╭─ INPUT DATA
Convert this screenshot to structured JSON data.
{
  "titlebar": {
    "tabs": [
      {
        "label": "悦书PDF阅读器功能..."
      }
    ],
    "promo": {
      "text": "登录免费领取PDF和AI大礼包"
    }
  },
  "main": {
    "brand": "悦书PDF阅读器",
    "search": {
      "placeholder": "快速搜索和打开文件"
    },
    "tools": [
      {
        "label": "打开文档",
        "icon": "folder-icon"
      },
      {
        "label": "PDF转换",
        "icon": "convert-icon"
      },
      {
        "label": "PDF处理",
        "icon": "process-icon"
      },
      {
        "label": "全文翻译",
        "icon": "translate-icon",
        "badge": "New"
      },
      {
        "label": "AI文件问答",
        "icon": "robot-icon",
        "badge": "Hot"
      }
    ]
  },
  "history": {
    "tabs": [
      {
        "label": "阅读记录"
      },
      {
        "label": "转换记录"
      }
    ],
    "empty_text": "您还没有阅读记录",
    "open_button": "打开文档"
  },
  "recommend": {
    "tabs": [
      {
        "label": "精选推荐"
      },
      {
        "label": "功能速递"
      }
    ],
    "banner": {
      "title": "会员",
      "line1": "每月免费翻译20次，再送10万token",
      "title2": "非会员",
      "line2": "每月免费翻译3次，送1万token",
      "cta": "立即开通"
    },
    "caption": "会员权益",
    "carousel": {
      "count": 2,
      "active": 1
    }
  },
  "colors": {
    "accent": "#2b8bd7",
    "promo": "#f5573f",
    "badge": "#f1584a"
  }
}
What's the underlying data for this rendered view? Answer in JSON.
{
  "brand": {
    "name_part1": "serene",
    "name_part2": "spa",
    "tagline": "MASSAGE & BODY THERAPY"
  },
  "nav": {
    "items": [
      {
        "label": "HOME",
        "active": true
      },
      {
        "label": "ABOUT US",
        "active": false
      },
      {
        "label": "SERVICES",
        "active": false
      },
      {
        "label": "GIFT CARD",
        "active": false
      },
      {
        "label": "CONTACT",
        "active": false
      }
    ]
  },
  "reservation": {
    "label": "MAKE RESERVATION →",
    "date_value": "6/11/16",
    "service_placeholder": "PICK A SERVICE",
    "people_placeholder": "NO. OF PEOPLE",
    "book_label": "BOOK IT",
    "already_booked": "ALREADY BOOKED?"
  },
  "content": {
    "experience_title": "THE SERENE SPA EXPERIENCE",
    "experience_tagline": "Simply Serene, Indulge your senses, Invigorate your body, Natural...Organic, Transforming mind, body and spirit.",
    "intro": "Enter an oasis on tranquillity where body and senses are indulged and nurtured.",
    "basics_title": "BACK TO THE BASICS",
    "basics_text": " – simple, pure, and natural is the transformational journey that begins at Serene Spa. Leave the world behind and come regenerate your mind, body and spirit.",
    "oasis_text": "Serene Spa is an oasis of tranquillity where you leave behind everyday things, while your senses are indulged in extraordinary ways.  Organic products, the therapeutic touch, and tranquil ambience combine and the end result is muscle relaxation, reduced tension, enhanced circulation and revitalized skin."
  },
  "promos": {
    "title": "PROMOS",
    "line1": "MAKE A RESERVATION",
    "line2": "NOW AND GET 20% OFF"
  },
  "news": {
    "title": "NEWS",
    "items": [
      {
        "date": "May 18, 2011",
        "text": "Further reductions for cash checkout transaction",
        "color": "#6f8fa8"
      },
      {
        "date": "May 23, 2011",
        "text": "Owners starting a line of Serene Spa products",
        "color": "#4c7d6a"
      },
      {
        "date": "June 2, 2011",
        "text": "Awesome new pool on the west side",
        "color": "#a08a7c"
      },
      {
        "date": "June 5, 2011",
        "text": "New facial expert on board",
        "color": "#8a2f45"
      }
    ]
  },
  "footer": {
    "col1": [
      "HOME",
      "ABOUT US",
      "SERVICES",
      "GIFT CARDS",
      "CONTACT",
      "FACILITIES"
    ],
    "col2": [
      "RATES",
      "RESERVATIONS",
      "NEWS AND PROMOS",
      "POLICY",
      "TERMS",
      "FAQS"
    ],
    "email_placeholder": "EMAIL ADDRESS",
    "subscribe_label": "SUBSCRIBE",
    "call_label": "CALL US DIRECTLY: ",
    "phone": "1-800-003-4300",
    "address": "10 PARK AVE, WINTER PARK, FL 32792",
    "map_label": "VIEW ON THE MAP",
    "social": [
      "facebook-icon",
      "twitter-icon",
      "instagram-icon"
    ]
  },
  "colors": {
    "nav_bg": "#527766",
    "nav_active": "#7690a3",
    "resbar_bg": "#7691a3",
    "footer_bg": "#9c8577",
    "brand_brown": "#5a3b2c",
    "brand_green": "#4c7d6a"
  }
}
╰─
TASK TO COMPLETE:
All entries must be repeated verbatim.

WRITTEN ANSWER:
Convert this screenshot to structured JSON data.
{
  "titlebar": {
    "tabs": [
      {
        "label": "悦书PDF阅读器功能..."
      }
    ],
    "promo": {
      "text": "登录免费领取PDF和AI大礼包"
    }
  },
  "main": {
    "brand": "悦书PDF阅读器",
    "search": {
      "placeholder": "快速搜索和打开文件"
    },
    "tools": [
      {
        "label": "打开文档",
        "icon": "folder-icon"
      },
      {
        "label": "PDF转换",
        "icon": "convert-icon"
      },
      {
        "label": "PDF处理",
        "icon": "process-icon"
      },
      {
        "label": "全文翻译",
        "icon": "translate-icon",
        "badge": "New"
      },
      {
        "label": "AI文件问答",
        "icon": "robot-icon",
        "badge": "Hot"
      }
    ]
  },
  "history": {
    "tabs": [
      {
        "label": "阅读记录"
      },
      {
        "label": "转换记录"
      }
    ],
    "empty_text": "您还没有阅读记录",
    "open_button": "打开文档"
  },
  "recommend": {
    "tabs": [
      {
        "label": "精选推荐"
      },
      {
        "label": "功能速递"
      }
    ],
    "banner": {
      "title": "会员",
      "line1": "每月免费翻译20次，再送10万token",
      "title2": "非会员",
      "line2": "每月免费翻译3次，送1万token",
      "cta": "立即开通"
    },
    "caption": "会员权益",
    "carousel": {
      "count": 2,
      "active": 1
    }
  },
  "colors": {
    "accent": "#2b8bd7",
    "promo": "#f5573f",
    "badge": "#f1584a"
  }
}
What's the underlying data for this rendered view? Answer in JSON.
{
  "brand": {
    "name_part1": "serene",
    "name_part2": "spa",
    "tagline": "MASSAGE & BODY THERAPY"
  },
  "nav": {
    "items": [
      {
        "label": "HOME",
        "active": true
      },
      {
        "label": "ABOUT US",
        "active": false
      },
      {
        "label": "SERVICES",
        "active": false
      },
      {
        "label": "GIFT CARD",
        "active": false
      },
      {
        "label": "CONTACT",
        "active": false
      }
    ]
  },
  "reservation": {
    "label": "MAKE RESERVATION →",
    "date_value": "6/11/16",
    "service_placeholder": "PICK A SERVICE",
    "people_placeholder": "NO. OF PEOPLE",
    "book_label": "BOOK IT",
    "already_booked": "ALREADY BOOKED?"
  },
  "content": {
    "experience_title": "THE SERENE SPA EXPERIENCE",
    "experience_tagline": "Simply Serene, Indulge your senses, Invigorate your body, Natural...Organic, Transforming mind, body and spirit.",
    "intro": "Enter an oasis on tranquillity where body and senses are indulged and nurtured.",
    "basics_title": "BACK TO THE BASICS",
    "basics_text": " – simple, pure, and natural is the transformational journey that begins at Serene Spa. Leave the world behind and come regenerate your mind, body and spirit.",
    "oasis_text": "Serene Spa is an oasis of tranquillity where you leave behind everyday things, while your senses are indulged in extraordinary ways.  Organic products, the therapeutic touch, and tranquil ambience combine and the end result is muscle relaxation, reduced tension, enhanced circulation and revitalized skin."
  },
  "promos": {
    "title": "PROMOS",
    "line1": "MAKE A RESERVATION",
    "line2": "NOW AND GET 20% OFF"
  },
  "news": {
    "title": "NEWS",
    "items": [
      {
        "date": "May 18, 2011",
        "text": "Further reductions for cash checkout transaction",
        "color": "#6f8fa8"
      },
      {
        "date": "May 23, 2011",
        "text": "Owners starting a line of Serene Spa products",
        "color": "#4c7d6a"
      },
      {
        "date": "June 2, 2011",
        "text": "Awesome new pool on the west side",
        "color": "#a08a7c"
      },
      {
        "date": "June 5, 2011",
        "text": "New facial expert on board",
        "color": "#8a2f45"
      }
    ]
  },
  "footer": {
    "col1": [
      "HOME",
      "ABOUT US",
      "SERVICES",
      "GIFT CARDS",
      "CONTACT",
      "FACILITIES"
    ],
    "col2": [
      "RATES",
      "RESERVATIONS",
      "NEWS AND PROMOS",
      "POLICY",
      "TERMS",
      "FAQS"
    ],
    "email_placeholder": "EMAIL ADDRESS",
    "subscribe_label": "SUBSCRIBE",
    "call_label": "CALL US DIRECTLY: ",
    "phone": "1-800-003-4300",
    "address": "10 PARK AVE, WINTER PARK, FL 32792",
    "map_label": "VIEW ON THE MAP",
    "social": [
      "facebook-icon",
      "twitter-icon",
      "instagram-icon"
    ]
  },
  "colors": {
    "nav_bg": "#527766",
    "nav_active": "#7690a3",
    "resbar_bg": "#7691a3",
    "footer_bg": "#9c8577",
    "brand_brown": "#5a3b2c",
    "brand_green": "#4c7d6a"
  }
}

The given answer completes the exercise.